(Directions)
In the entries below, find every line with "text" and copy it.

Dataset entries
/---

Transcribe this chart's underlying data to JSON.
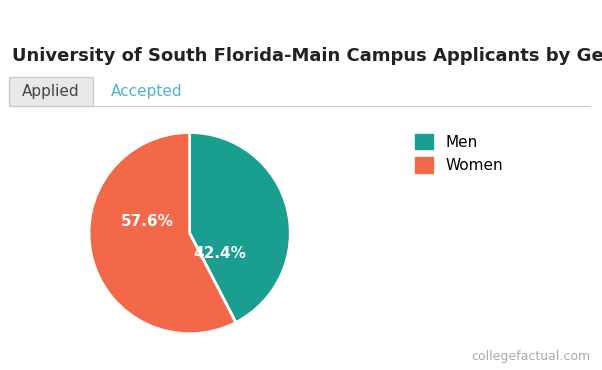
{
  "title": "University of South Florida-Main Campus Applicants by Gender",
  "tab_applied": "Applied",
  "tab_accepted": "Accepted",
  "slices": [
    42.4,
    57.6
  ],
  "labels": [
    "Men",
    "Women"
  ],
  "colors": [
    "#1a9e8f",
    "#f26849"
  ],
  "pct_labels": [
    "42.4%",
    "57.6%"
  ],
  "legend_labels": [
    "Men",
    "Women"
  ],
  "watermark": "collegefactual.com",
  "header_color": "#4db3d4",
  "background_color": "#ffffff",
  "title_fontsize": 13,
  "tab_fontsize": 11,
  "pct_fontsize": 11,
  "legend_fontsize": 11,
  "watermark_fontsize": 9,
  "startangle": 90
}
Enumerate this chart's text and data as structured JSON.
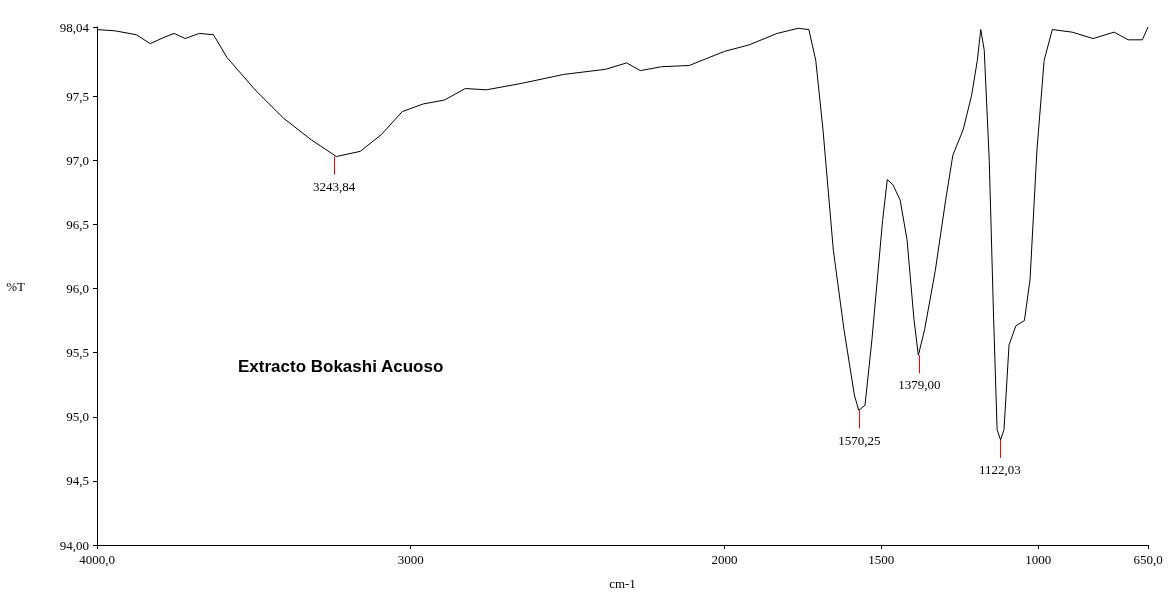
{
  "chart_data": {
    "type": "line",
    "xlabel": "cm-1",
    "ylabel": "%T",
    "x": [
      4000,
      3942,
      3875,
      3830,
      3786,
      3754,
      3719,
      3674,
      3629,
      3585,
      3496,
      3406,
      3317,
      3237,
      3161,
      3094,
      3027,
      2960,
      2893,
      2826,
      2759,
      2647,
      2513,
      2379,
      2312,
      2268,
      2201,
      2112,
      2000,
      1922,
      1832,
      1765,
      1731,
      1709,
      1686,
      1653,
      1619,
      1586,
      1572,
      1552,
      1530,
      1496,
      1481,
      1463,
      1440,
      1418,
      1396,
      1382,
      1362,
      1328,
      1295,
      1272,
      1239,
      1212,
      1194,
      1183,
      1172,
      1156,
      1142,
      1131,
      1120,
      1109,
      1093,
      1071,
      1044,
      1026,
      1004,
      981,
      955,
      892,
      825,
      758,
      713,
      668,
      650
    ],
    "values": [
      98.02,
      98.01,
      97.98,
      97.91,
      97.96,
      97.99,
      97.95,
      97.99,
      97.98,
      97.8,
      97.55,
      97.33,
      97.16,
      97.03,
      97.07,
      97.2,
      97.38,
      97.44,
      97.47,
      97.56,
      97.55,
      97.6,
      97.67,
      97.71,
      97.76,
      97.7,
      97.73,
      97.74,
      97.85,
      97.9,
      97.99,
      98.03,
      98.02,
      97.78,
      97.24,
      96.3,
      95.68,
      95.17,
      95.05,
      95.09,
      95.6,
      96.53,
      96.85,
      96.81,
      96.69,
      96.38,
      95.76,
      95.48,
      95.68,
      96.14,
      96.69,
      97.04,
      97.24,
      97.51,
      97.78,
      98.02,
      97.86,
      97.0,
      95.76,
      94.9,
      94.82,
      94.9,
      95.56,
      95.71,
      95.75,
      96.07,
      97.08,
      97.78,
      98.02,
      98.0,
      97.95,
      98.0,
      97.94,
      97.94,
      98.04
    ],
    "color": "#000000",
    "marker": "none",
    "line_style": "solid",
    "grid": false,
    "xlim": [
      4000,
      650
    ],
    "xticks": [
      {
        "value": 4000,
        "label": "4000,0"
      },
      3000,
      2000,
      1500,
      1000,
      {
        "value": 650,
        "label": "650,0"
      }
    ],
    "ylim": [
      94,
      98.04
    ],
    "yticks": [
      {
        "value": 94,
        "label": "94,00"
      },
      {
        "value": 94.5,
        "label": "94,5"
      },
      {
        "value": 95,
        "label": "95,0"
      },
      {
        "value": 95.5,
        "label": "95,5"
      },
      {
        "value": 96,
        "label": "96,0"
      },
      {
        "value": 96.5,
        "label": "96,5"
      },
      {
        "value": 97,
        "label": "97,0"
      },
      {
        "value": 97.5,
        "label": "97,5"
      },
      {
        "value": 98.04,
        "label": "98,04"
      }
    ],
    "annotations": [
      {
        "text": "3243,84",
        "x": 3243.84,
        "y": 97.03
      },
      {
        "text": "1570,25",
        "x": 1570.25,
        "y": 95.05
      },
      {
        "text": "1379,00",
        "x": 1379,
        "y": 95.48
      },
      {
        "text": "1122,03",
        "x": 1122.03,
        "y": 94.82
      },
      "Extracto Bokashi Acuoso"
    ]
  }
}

\---
/---

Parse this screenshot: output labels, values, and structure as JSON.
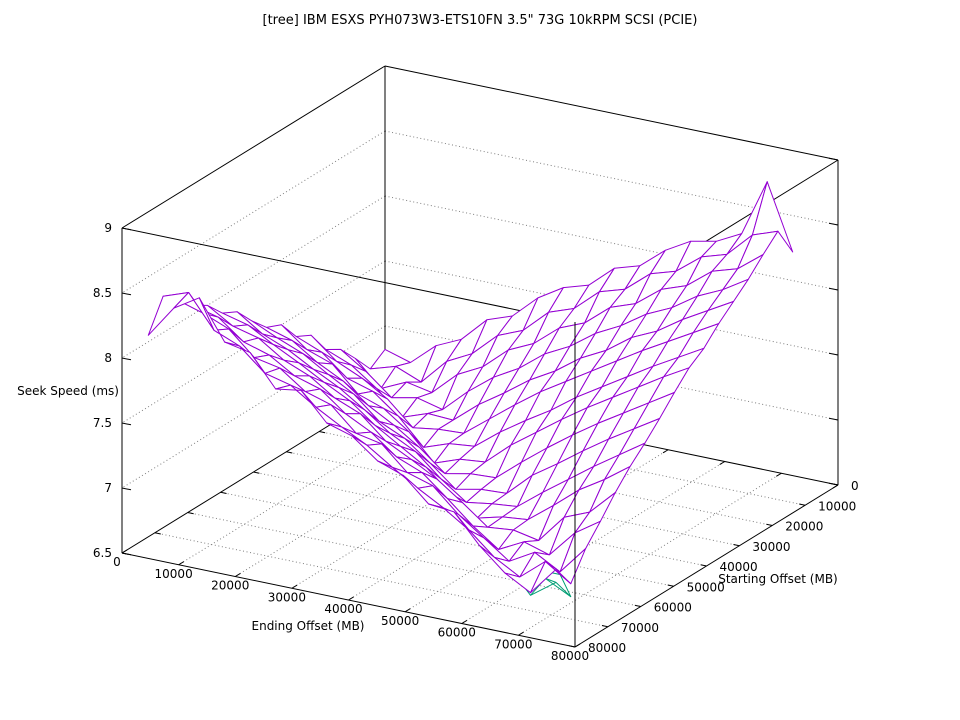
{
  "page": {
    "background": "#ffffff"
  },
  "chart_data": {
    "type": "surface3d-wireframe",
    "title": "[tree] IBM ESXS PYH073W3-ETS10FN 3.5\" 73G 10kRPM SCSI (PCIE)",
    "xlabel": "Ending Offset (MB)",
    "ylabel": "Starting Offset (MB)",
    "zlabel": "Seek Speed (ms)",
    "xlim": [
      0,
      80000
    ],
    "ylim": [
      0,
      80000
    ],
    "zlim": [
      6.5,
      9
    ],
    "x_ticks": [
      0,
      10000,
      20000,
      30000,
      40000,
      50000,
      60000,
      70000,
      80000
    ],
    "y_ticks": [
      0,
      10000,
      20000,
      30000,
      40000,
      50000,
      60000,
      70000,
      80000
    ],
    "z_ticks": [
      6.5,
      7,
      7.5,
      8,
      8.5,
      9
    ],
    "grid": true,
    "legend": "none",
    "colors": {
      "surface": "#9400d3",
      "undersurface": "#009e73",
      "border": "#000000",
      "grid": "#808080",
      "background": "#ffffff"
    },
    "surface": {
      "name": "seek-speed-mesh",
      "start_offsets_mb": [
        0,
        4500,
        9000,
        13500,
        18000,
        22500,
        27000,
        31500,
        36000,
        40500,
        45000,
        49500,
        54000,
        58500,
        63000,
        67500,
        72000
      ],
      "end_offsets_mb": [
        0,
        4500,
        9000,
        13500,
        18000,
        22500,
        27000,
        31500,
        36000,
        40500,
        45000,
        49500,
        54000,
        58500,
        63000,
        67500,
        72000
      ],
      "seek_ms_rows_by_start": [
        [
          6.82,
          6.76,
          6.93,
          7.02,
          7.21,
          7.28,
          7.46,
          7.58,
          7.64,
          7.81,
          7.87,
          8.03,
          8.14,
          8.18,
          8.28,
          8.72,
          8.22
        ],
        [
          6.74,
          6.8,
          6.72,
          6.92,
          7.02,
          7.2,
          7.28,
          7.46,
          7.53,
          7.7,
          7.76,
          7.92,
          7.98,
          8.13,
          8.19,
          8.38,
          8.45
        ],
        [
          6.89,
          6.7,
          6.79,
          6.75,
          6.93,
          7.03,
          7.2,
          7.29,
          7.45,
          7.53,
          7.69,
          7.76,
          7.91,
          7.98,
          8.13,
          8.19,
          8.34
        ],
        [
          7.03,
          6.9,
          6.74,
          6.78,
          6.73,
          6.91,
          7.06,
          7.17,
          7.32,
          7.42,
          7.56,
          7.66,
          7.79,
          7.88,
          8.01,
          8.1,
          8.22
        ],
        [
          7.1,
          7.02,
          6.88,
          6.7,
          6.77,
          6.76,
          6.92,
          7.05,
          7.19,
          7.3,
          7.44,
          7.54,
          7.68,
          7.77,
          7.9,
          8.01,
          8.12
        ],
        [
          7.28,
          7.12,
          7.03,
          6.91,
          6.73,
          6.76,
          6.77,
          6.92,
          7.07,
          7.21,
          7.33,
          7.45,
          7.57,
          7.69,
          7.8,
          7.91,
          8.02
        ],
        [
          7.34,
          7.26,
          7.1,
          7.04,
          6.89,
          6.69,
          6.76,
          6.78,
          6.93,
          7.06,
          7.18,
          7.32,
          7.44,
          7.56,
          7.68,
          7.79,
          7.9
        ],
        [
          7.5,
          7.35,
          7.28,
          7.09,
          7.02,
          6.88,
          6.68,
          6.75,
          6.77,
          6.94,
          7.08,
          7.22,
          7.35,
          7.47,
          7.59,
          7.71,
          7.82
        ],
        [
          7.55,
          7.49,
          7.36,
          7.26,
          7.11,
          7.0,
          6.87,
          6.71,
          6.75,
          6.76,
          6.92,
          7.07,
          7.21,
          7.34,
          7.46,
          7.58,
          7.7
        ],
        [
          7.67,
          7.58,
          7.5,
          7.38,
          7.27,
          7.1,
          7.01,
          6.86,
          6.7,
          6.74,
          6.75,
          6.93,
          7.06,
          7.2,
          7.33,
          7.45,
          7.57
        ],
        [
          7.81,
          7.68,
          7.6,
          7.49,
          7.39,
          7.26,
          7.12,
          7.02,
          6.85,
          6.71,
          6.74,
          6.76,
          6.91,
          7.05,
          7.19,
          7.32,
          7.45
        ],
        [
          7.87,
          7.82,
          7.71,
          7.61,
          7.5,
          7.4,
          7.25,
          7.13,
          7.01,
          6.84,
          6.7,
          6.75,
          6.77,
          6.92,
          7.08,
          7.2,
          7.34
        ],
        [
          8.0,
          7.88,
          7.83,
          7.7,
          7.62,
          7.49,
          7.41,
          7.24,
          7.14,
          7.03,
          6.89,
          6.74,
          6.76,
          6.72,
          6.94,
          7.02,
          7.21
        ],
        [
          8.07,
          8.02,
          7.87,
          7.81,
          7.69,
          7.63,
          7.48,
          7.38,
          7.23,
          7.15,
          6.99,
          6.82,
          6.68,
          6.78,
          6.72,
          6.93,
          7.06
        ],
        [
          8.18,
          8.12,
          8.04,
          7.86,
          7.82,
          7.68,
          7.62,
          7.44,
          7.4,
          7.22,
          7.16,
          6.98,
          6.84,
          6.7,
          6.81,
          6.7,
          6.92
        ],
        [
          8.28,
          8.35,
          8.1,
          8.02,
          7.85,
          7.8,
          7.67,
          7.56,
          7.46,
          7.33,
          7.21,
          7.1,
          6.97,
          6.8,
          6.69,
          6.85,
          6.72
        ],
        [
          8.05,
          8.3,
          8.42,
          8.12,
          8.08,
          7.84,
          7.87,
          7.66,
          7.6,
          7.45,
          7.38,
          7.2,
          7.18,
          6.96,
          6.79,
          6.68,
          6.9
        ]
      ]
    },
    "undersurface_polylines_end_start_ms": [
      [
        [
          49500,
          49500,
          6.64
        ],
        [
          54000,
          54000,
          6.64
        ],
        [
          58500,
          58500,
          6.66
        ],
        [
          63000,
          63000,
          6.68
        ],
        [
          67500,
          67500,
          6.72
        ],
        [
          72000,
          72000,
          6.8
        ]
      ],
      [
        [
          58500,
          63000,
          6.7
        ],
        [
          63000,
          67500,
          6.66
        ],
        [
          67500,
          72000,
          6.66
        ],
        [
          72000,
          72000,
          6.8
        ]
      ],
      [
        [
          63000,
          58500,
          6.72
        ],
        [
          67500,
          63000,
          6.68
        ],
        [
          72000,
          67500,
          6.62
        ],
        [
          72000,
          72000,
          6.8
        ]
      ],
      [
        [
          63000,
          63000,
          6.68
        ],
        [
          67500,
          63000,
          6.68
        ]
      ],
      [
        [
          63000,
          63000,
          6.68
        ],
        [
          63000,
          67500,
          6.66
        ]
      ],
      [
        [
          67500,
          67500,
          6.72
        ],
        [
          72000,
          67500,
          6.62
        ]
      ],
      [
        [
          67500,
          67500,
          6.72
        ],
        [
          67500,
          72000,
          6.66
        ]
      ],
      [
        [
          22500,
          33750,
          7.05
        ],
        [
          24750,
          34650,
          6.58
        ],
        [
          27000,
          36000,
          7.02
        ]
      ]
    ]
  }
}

\---

(The solution)
Enumerate this chart's text and data as structured JSON.
        "text": "3243,84",
        "text": "1570,25",
        "text": "1379,00",
        "text": "1122,03",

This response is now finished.